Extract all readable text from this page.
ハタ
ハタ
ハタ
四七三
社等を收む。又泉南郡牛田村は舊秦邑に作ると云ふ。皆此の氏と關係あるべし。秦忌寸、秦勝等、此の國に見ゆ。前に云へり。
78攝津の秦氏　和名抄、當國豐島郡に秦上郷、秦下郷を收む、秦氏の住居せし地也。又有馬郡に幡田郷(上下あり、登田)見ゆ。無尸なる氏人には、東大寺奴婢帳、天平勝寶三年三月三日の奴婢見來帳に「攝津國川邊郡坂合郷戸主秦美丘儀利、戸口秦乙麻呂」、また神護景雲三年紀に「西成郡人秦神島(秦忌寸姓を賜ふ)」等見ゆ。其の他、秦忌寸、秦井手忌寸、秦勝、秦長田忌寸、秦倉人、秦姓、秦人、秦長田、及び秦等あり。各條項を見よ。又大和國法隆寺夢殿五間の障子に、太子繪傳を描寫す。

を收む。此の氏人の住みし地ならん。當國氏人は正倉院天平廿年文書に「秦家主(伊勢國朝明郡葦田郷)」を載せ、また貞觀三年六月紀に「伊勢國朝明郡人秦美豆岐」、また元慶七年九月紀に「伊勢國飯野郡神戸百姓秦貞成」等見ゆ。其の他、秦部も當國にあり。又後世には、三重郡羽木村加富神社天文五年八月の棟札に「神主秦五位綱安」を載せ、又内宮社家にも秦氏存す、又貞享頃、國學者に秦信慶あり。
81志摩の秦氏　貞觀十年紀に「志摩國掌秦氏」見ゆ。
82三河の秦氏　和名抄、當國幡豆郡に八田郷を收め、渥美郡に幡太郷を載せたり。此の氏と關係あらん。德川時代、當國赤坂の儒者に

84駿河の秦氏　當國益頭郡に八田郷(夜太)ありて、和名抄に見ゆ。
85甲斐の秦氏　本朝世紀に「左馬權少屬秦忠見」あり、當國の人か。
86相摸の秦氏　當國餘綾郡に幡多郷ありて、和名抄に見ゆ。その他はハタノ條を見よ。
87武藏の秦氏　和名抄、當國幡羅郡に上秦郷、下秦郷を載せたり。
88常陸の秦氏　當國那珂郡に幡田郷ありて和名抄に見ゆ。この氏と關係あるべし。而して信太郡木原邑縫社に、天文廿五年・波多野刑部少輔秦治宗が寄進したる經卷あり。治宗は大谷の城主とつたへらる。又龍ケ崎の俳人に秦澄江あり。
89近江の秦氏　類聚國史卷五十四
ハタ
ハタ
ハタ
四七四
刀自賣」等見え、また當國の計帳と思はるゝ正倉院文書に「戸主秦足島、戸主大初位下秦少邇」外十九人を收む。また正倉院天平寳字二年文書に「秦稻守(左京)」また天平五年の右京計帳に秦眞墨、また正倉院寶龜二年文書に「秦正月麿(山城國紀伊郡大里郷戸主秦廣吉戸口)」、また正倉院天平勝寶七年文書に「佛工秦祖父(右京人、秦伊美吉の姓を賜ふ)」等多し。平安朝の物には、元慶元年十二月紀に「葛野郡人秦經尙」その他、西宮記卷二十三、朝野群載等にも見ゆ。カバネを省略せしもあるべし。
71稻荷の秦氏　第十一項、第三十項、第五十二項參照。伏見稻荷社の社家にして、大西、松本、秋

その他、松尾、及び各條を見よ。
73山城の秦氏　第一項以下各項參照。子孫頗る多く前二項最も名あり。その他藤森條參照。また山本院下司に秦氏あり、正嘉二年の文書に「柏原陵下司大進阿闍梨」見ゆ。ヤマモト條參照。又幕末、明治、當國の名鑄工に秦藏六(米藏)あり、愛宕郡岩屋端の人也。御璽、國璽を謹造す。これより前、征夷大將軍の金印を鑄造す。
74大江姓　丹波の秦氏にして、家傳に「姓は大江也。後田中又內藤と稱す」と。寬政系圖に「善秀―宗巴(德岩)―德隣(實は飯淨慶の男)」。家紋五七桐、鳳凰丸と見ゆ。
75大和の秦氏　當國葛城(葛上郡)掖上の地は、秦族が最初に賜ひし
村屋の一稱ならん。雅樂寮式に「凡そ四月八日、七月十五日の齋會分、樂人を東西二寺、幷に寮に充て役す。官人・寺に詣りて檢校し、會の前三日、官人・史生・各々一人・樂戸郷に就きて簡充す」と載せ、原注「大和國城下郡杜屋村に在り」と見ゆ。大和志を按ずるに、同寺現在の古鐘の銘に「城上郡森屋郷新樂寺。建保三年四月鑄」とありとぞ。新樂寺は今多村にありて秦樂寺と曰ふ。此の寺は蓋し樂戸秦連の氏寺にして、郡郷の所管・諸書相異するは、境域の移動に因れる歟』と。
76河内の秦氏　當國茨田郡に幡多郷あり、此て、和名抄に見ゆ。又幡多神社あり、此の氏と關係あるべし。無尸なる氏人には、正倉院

◆ ◆ ◆ ◆ ◆ ◆ ◆

Output an exact copy of each record.

WRITTEN REPLY
Extract all readable text from this page.
ハタ
ハタ
ハタ
四七三
社等を收む。又泉南郡牛田村は舊秦邑に作ると云ふ。皆此の氏と關係あるべし。秦忌寸、秦勝等、此の國に見ゆ。前に云へり。
78攝津の秦氏　和名抄、當國豐島郡に秦上郷、秦下郷を收む、秦氏の住居せし地也。又有馬郡に幡田郷(上下あり、登田)見ゆ。無尸なる氏人には、東大寺奴婢帳、天平勝寶三年三月三日の奴婢見來帳に「攝津國川邊郡坂合郷戸主秦美丘儀利、戸口秦乙麻呂」、また神護景雲三年紀に「西成郡人秦神島(秦忌寸姓を賜ふ)」等見ゆ。其の他、秦忌寸、秦井手忌寸、秦勝、秦長田忌寸、秦倉人、秦姓、秦人、秦長田、及び秦等あり。各條項を見よ。又大和國法隆寺夢殿五間の障子に、太子繪傳を描寫す。

を收む。此の氏人の住みし地ならん。當國氏人は正倉院天平廿年文書に「秦家主(伊勢國朝明郡葦田郷)」を載せ、また貞觀三年六月紀に「伊勢國朝明郡人秦美豆岐」、また元慶七年九月紀に「伊勢國飯野郡神戸百姓秦貞成」等見ゆ。其の他、秦部も當國にあり。又後世には、三重郡羽木村加富神社天文五年八月の棟札に「神主秦五位綱安」を載せ、又内宮社家にも秦氏存す、又貞享頃、國學者に秦信慶あり。
81志摩の秦氏　貞觀十年紀に「志摩國掌秦氏」見ゆ。
82三河の秦氏　和名抄、當國幡豆郡に八田郷を收め、渥美郡に幡太郷を載せたり。此の氏と關係あらん。德川時代、當國赤坂の儒者に

84駿河の秦氏　當國益頭郡に八田郷(夜太)ありて、和名抄に見ゆ。
85甲斐の秦氏　本朝世紀に「左馬權少屬秦忠見」あり、當國の人か。
86相摸の秦氏　當國餘綾郡に幡多郷ありて、和名抄に見ゆ。その他はハタノ條を見よ。
87武藏の秦氏　和名抄、當國幡羅郡に上秦郷、下秦郷を載せたり。
88常陸の秦氏　當國那珂郡に幡田郷ありて和名抄に見ゆ。この氏と關係あるべし。而して信太郡木原邑縫社に、天文廿五年・波多野刑部少輔秦治宗が寄進したる經卷あり。治宗は大谷の城主とつたへらる。又龍ケ崎の俳人に秦澄江あり。
89近江の秦氏　類聚國史卷五十四
ハタ
ハタ
ハタ
四七四
刀自賣」等見え、また當國の計帳と思はるゝ正倉院文書に「戸主秦足島、戸主大初位下秦少邇」外十九人を收む。また正倉院天平寳字二年文書に「秦稻守(左京)」また天平五年の右京計帳に秦眞墨、また正倉院寶龜二年文書に「秦正月麿(山城國紀伊郡大里郷戸主秦廣吉戸口)」、また正倉院天平勝寶七年文書に「佛工秦祖父(右京人、秦伊美吉の姓を賜ふ)」等多し。平安朝の物には、元慶元年十二月紀に「葛野郡人秦經尙」その他、西宮記卷二十三、朝野群載等にも見ゆ。カバネを省略せしもあるべし。
71稻荷の秦氏　第十一項、第三十項、第五十二項參照。伏見稻荷社の社家にして、大西、松本、秋

その他、松尾、及び各條を見よ。
73山城の秦氏　第一項以下各項參照。子孫頗る多く前二項最も名あり。その他藤森條參照。また山本院下司に秦氏あり、正嘉二年の文書に「柏原陵下司大進阿闍梨」見ゆ。ヤマモト條參照。又幕末、明治、當國の名鑄工に秦藏六(米藏)あり、愛宕郡岩屋端の人也。御璽、國璽を謹造す。これより前、征夷大將軍の金印を鑄造す。
74大江姓　丹波の秦氏にして、家傳に「姓は大江也。後田中又內藤と稱す」と。寬政系圖に「善秀―宗巴(德岩)―德隣(實は飯淨慶の男)」。家紋五七桐、鳳凰丸と見ゆ。
75大和の秦氏　當國葛城(葛上郡)掖上の地は、秦族が最初に賜ひし
村屋の一稱ならん。雅樂寮式に「凡そ四月八日、七月十五日の齋會分、樂人を東西二寺、幷に寮に充て役す。官人・寺に詣りて檢校し、會の前三日、官人・史生・各々一人・樂戸郷に就きて簡充す」と載せ、原注「大和國城下郡杜屋村に在り」と見ゆ。大和志を按ずるに、同寺現在の古鐘の銘に「城上郡森屋郷新樂寺。建保三年四月鑄」とありとぞ。新樂寺は今多村にありて秦樂寺と曰ふ。此の寺は蓋し樂戸秦連の氏寺にして、郡郷の所管・諸書相異するは、境域の移動に因れる歟』と。
76河内の秦氏　當國茨田郡に幡多郷あり、此て、和名抄に見ゆ。又幡多神社あり、此の氏と關係あるべし。無尸なる氏人には、正倉院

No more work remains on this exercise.